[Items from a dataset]
--------------------

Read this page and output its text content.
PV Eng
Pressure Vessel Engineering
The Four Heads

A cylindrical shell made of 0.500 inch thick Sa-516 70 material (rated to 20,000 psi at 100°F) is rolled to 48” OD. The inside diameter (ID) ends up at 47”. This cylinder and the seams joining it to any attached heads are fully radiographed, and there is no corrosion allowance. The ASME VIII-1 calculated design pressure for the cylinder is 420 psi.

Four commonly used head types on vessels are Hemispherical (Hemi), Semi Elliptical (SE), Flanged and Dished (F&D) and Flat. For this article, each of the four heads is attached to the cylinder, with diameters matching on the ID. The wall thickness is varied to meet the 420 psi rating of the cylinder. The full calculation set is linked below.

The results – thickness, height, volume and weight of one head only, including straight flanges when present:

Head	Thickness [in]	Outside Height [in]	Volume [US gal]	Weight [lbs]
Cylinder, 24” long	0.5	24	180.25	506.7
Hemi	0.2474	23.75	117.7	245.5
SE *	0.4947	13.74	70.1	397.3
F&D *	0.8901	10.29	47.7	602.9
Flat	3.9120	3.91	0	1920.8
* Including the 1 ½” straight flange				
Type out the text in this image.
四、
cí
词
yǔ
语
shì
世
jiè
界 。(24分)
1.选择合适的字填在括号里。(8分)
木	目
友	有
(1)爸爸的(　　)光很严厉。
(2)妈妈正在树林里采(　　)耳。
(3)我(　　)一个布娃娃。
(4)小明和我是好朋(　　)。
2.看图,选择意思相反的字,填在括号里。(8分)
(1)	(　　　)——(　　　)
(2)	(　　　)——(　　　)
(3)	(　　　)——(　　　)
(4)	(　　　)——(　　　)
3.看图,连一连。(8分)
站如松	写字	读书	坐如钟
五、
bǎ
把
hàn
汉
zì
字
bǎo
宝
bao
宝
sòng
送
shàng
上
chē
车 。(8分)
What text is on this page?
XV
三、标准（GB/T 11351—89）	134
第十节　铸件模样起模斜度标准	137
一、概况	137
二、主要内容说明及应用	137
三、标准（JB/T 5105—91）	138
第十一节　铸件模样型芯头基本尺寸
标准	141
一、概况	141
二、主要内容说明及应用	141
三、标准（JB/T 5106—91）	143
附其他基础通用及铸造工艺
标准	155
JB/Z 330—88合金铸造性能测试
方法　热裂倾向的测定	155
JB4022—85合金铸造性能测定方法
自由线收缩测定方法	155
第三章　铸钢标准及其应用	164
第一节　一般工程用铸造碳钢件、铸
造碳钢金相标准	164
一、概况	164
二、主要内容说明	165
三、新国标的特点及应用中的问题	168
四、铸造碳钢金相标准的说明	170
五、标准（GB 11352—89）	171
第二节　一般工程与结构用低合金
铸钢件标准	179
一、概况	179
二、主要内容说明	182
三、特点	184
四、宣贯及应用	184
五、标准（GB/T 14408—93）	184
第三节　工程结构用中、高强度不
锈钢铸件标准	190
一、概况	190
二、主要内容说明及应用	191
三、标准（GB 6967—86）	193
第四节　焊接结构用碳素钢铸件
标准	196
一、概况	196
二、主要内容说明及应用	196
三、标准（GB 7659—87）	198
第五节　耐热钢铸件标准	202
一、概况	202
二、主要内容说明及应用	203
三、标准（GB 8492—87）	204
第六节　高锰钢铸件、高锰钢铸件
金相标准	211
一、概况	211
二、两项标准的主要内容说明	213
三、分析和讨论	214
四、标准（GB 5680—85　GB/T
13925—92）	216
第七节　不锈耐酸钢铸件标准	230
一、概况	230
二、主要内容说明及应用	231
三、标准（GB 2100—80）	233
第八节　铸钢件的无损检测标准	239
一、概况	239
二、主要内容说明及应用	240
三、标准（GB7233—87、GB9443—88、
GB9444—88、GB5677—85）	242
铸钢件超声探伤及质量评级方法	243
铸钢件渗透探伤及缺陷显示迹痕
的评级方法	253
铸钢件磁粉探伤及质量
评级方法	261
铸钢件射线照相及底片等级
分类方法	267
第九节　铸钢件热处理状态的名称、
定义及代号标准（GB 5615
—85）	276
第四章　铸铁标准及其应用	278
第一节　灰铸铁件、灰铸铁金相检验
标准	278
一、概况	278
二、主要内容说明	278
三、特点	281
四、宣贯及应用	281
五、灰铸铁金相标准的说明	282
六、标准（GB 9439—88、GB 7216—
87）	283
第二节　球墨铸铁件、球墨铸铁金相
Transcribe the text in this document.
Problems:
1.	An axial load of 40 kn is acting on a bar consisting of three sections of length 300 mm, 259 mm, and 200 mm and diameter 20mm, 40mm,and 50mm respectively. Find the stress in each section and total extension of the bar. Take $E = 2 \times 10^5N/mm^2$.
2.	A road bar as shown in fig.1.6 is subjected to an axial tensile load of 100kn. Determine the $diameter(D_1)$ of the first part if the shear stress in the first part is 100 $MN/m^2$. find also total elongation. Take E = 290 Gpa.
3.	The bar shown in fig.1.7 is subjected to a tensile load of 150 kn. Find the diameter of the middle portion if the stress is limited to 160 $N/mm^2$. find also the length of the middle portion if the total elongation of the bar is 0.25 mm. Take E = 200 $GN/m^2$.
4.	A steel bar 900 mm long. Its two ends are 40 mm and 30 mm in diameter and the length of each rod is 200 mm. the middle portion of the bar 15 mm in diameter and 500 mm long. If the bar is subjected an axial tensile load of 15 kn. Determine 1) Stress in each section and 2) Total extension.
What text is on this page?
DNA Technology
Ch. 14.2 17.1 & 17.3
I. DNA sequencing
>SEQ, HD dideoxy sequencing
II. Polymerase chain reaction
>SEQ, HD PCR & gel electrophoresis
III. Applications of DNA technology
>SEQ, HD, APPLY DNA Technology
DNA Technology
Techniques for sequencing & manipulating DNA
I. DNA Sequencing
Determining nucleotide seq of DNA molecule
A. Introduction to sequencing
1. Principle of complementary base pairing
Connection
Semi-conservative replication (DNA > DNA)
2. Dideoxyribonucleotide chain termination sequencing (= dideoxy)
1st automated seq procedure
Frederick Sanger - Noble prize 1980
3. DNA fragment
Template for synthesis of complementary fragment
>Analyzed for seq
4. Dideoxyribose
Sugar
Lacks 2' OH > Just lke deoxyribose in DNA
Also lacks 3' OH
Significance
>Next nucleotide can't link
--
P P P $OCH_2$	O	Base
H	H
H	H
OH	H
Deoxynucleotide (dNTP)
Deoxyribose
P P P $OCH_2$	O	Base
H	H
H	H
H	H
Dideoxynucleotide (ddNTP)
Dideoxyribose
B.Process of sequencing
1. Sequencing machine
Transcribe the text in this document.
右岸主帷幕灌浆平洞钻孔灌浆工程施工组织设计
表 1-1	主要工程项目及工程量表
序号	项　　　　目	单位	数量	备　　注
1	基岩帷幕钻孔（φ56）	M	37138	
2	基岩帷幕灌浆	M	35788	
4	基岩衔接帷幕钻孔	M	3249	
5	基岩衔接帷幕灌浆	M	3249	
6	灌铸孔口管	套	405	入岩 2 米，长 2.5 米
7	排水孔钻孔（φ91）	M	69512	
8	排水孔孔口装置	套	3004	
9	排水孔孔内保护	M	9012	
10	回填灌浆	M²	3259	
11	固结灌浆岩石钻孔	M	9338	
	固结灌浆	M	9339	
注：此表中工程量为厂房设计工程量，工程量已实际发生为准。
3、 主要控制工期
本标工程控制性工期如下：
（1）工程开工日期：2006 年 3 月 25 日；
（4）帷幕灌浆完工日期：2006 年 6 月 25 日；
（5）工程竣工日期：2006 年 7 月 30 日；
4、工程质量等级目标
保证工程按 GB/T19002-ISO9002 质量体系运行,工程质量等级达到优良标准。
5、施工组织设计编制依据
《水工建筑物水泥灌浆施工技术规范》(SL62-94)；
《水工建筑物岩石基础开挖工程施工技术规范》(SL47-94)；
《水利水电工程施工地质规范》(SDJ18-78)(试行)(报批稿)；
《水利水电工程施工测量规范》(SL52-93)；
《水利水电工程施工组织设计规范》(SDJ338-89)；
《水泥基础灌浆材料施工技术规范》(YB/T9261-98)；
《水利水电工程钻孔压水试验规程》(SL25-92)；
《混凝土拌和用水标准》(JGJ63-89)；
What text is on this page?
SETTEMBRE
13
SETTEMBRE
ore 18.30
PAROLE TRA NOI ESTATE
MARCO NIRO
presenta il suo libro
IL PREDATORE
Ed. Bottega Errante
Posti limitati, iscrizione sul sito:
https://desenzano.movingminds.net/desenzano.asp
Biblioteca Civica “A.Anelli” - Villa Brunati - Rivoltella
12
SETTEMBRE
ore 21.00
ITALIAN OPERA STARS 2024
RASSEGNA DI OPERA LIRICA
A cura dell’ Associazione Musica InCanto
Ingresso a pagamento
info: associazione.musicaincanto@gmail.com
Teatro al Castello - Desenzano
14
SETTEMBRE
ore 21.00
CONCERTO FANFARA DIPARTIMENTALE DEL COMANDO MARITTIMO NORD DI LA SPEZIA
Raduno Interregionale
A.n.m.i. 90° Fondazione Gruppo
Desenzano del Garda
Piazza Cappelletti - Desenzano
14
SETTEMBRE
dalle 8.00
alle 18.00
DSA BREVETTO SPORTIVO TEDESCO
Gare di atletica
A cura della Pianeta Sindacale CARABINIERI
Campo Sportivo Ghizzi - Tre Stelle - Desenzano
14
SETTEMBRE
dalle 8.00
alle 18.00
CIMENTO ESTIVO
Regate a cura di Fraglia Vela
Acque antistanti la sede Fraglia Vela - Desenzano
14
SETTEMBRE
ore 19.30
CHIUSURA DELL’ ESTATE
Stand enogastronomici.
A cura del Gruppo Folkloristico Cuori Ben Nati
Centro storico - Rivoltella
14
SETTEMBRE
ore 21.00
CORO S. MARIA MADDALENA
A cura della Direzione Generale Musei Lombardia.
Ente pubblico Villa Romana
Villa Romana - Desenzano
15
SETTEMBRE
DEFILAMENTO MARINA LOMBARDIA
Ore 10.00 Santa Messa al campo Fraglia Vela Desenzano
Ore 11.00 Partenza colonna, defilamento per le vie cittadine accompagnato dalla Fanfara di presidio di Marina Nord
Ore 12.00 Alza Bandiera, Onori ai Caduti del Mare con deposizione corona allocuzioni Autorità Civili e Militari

--------------------

Task directions >> Look through the records and gather every line containing "Hemi".

Solution for this problem >>
Four commonly used head types on vessels are Hemispherical (Hemi), Semi Elliptical (SE), Flanged and Dished (F&D) and Flat. For this article, each of the four heads is attached to the cylinder, with diameters matching on the ID. The wall thickness is varied to meet the 420 psi rating of the cylinder. The full calculation set is linked below.
Hemi	0.2474	23.75	117.7	245.5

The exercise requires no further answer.